## Challenge:
Where a line contains the word "none", copy that line in full.

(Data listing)
* * *
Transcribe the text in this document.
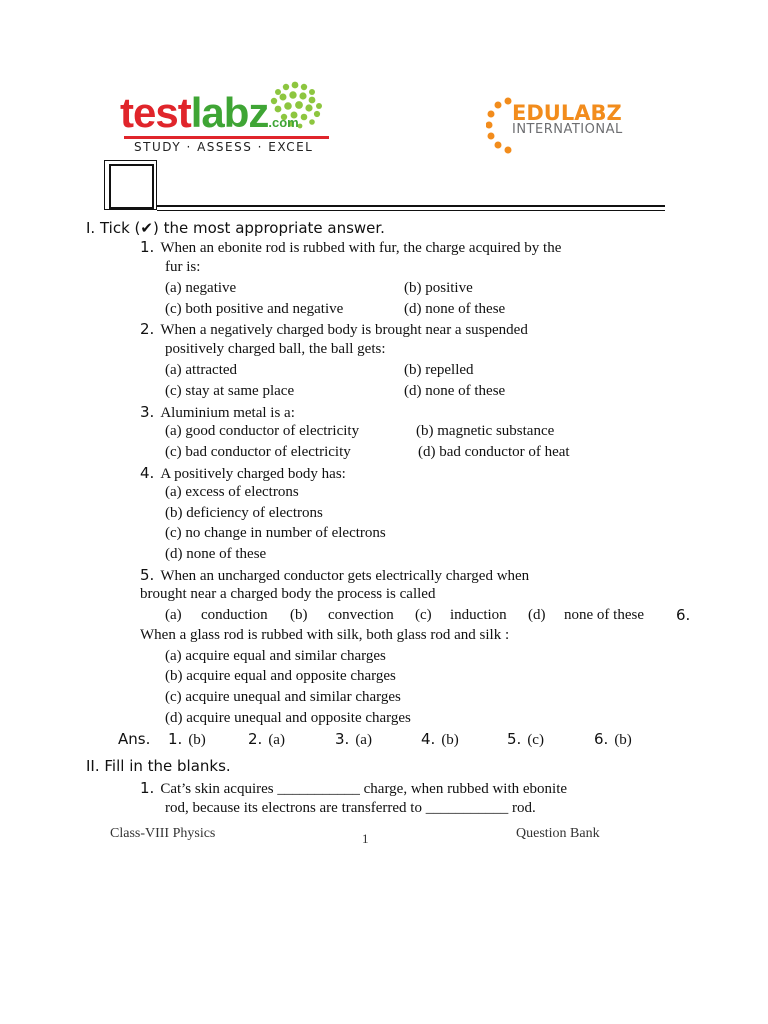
testlabz.com
STUDY · ASSESS · EXCEL
EDULABZ
INTERNATIONAL
I. Tick (✔) the most appropriate answer.
1. When an ebonite rod is rubbed with fur, the charge acquired by the
fur is:
(a) negative	(b) positive
(c) both positive and negative	(d) none of these
2. When a negatively charged body is brought near a suspended
positively charged ball, the ball gets:
(a) attracted	(b) repelled
(c) stay at same place	(d) none of these
3. Aluminium metal is a:
(a) good conductor of electricity	(b) magnetic substance
(c) bad conductor of electricity	(d) bad conductor of heat
4. A positively charged body has:
(a) excess of electrons
(b) deficiency of electrons
(c) no change in number of electrons
(d) none of these
5. When an uncharged conductor gets electrically charged when
brought near a charged body the process is called
(a) conduction (b) convection (c) induction (d) none of these 6.
When a glass rod is rubbed with silk, both glass rod and silk :
(a) acquire equal and similar charges
(b) acquire equal and opposite charges
(c) acquire unequal and similar charges
(d) acquire unequal and opposite charges
Ans. 1. (b)	2. (a)	3. (a)	4. (b)	5. (c)	6. (b)
II. Fill in the blanks.
1. Cat’s skin acquires ___________ charge, when rubbed with ebonite
rod, because its electrons are transferred to ___________ rod.
Class-VIII Physics	1	Question Bank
* * *
## Written solution:
(c) both positive and negative	(d) none of these
(c) stay at same place	(d) none of these
(d) none of these
(a) conduction (b) convection (c) induction (d) none of these 6.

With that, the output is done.